• Do this
The records below must be copied in full; omit the images.
--- start ---
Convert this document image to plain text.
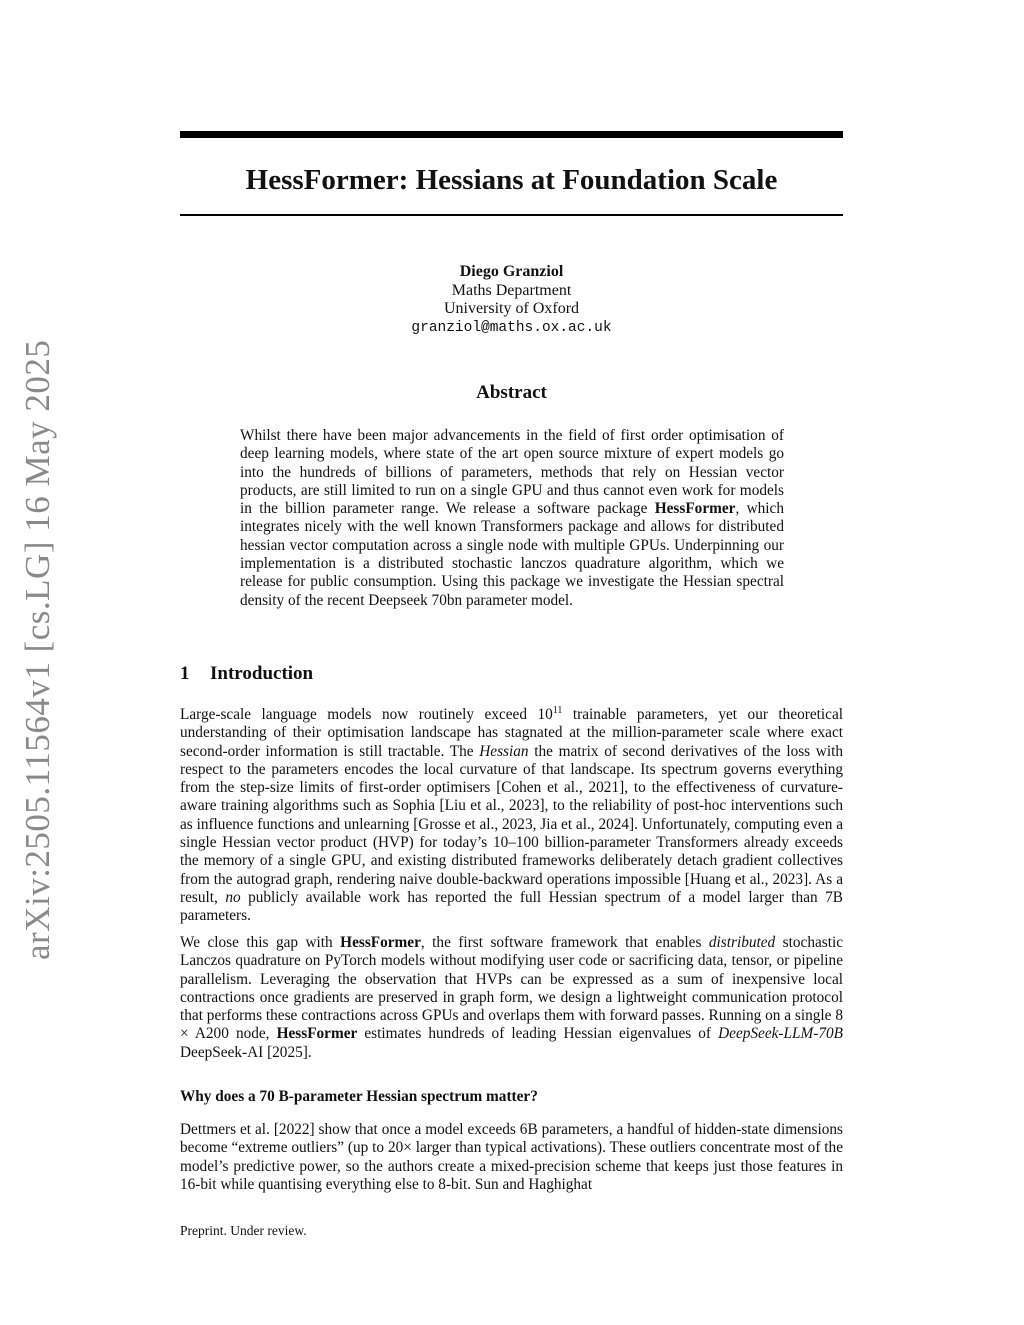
arXiv:2505.11564v1 [cs.LG] 16 May 2025
HessFormer: Hessians at Foundation Scale
Diego Granziol
Maths Department
University of Oxford
granziol@maths.ox.ac.uk
Abstract
Whilst there have been major advancements in the field of first order optimisation of deep learning models, where state of the art open source mixture of expert models go into the hundreds of billions of parameters, methods that rely on Hessian vector products, are still limited to run on a single GPU and thus cannot even work for models in the billion parameter range. We release a software package HessFormer, which integrates nicely with the well known Transformers package and allows for distributed hessian vector computation across a single node with multiple GPUs. Underpinning our implementation is a distributed stochastic lanczos quadrature algorithm, which we release for public consumption. Using this package we investigate the Hessian spectral density of the recent Deepseek 70bn parameter model.
1 Introduction
Large-scale language models now routinely exceed $10^{11}$ trainable parameters, yet our theoretical understanding of their optimisation landscape has stagnated at the million-parameter scale where exact second-order information is still tractable. The Hessian the matrix of second derivatives of the loss with respect to the parameters encodes the local curvature of that landscape. Its spectrum governs everything from the step-size limits of first-order optimisers [Cohen et al., 2021], to the effectiveness of curvature-aware training algorithms such as Sophia [Liu et al., 2023], to the reliability of post-hoc interventions such as influence functions and unlearning [Grosse et al., 2023, Jia et al., 2024]. Unfortunately, computing even a single Hessian vector product (HVP) for today’s 10–100 billion-parameter Transformers already exceeds the memory of a single GPU, and existing distributed frameworks deliberately detach gradient collectives from the autograd graph, rendering naive double-backward operations impossible [Huang et al., 2023]. As a result, no publicly available work has reported the full Hessian spectrum of a model larger than 7B parameters.
We close this gap with HessFormer, the first software framework that enables distributed stochastic Lanczos quadrature on PyTorch models without modifying user code or sacrificing data, tensor, or pipeline parallelism. Leveraging the observation that HVPs can be expressed as a sum of inexpensive local contractions once gradients are preserved in graph form, we design a lightweight communication protocol that performs these contractions across GPUs and overlaps them with forward passes. Running on a single 8 × A200 node, HessFormer estimates hundreds of leading Hessian eigenvalues of DeepSeek-LLM-70B DeepSeek-AI [2025].
Why does a 70 B-parameter Hessian spectrum matter?
Dettmers et al. [2022] show that once a model exceeds 6B parameters, a handful of hidden-state dimensions become “extreme outliers” (up to 20× larger than typical activations). These outliers concentrate most of the model’s predictive power, so the authors create a mixed-precision scheme that keeps just those features in 16-bit while quantising everything else to 8-bit. Sun and Haghighat
Preprint. Under review.
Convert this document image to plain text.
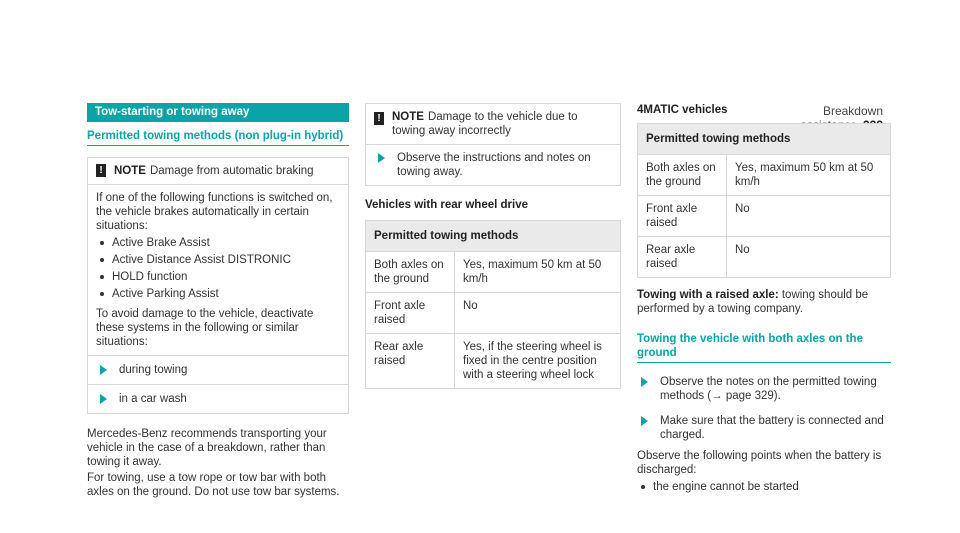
Breakdown
Tow-starting or towing away
Permitted towing methods (non plug-in hybrid)
! NOTE Damage from automatic braking

If one of the following functions is switched on, the vehicle brakes automatically in certain situations:

Active Brake Assist
Active Distance Assist DISTRONIC
HOLD function
Active Parking Assist

To avoid damage to the vehicle, deactivate these systems in the following or similar situations:

during towing
in a car wash

Mercedes-Benz recommends transporting your vehicle in the case of a breakdown, rather than towing it away.

For towing, use a tow rope or tow bar with both axles on the ground. Do not use tow bar systems.

! NOTE Damage to the vehicle due to towing away incorrectly
Observe the instructions and notes on towing away.
Vehicles with rear wheel drive
Permitted towing methods	
Both axles on the ground	Yes, maximum 50 km at 50 km/h
Front axle raised	No
Rear axle raised	Yes, if the steering wheel is fixed in the centre position with a steering wheel lock
4MATIC vehicles
Permitted towing methods	
Both axles on the ground	Yes, maximum 50 km at 50 km/h
Front axle raised	No
Rear axle raised	No

Towing with a raised axle: towing should be performed by a towing company.

Towing the vehicle with both axles on the ground
Observe the notes on the permitted towing methods (→ page 329).
Make sure that the battery is connected and charged.

Observe the following points when the battery is discharged:

the engine cannot be started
--- end ---
• Written solution
Convert this document image to plain text.
arXiv:2505.11564v1 [cs.LG] 16 May 2025
HessFormer: Hessians at Foundation Scale
Diego Granziol
Maths Department
University of Oxford
granziol@maths.ox.ac.uk
Abstract
Whilst there have been major advancements in the field of first order optimisation of deep learning models, where state of the art open source mixture of expert models go into the hundreds of billions of parameters, methods that rely on Hessian vector products, are still limited to run on a single GPU and thus cannot even work for models in the billion parameter range. We release a software package HessFormer, which integrates nicely with the well known Transformers package and allows for distributed hessian vector computation across a single node with multiple GPUs. Underpinning our implementation is a distributed stochastic lanczos quadrature algorithm, which we release for public consumption. Using this package we investigate the Hessian spectral density of the recent Deepseek 70bn parameter model.
1 Introduction
Large-scale language models now routinely exceed $10^{11}$ trainable parameters, yet our theoretical understanding of their optimisation landscape has stagnated at the million-parameter scale where exact second-order information is still tractable. The Hessian the matrix of second derivatives of the loss with respect to the parameters encodes the local curvature of that landscape. Its spectrum governs everything from the step-size limits of first-order optimisers [Cohen et al., 2021], to the effectiveness of curvature-aware training algorithms such as Sophia [Liu et al., 2023], to the reliability of post-hoc interventions such as influence functions and unlearning [Grosse et al., 2023, Jia et al., 2024]. Unfortunately, computing even a single Hessian vector product (HVP) for today’s 10–100 billion-parameter Transformers already exceeds the memory of a single GPU, and existing distributed frameworks deliberately detach gradient collectives from the autograd graph, rendering naive double-backward operations impossible [Huang et al., 2023]. As a result, no publicly available work has reported the full Hessian spectrum of a model larger than 7B parameters.
We close this gap with HessFormer, the first software framework that enables distributed stochastic Lanczos quadrature on PyTorch models without modifying user code or sacrificing data, tensor, or pipeline parallelism. Leveraging the observation that HVPs can be expressed as a sum of inexpensive local contractions once gradients are preserved in graph form, we design a lightweight communication protocol that performs these contractions across GPUs and overlaps them with forward passes. Running on a single 8 × A200 node, HessFormer estimates hundreds of leading Hessian eigenvalues of DeepSeek-LLM-70B DeepSeek-AI [2025].
Why does a 70 B-parameter Hessian spectrum matter?
Dettmers et al. [2022] show that once a model exceeds 6B parameters, a handful of hidden-state dimensions become “extreme outliers” (up to 20× larger than typical activations). These outliers concentrate most of the model’s predictive power, so the authors create a mixed-precision scheme that keeps just those features in 16-bit while quantising everything else to 8-bit. Sun and Haghighat
Preprint. Under review.
Convert this document image to plain text.
Breakdown
Tow-starting or towing away
Permitted towing methods (non plug-in hybrid)
! NOTE Damage from automatic braking

If one of the following functions is switched on, the vehicle brakes automatically in certain situations:

Active Brake Assist
Active Distance Assist DISTRONIC
HOLD function
Active Parking Assist

To avoid damage to the vehicle, deactivate these systems in the following or similar situations:

during towing
in a car wash

Mercedes-Benz recommends transporting your vehicle in the case of a breakdown, rather than towing it away.

For towing, use a tow rope or tow bar with both axles on the ground. Do not use tow bar systems.

! NOTE Damage to the vehicle due to towing away incorrectly
Observe the instructions and notes on towing away.
Vehicles with rear wheel drive
Permitted towing methods	
Both axles on the ground	Yes, maximum 50 km at 50 km/h
Front axle raised	No
Rear axle raised	Yes, if the steering wheel is fixed in the centre position with a steering wheel lock
4MATIC vehicles
Permitted towing methods	
Both axles on the ground	Yes, maximum 50 km at 50 km/h
Front axle raised	No
Rear axle raised	No

Towing with a raised axle: towing should be performed by a towing company.

Towing the vehicle with both axles on the ground
Observe the notes on the permitted towing methods (→ page 329).
Make sure that the battery is connected and charged.

Observe the following points when the battery is discharged:

the engine cannot be started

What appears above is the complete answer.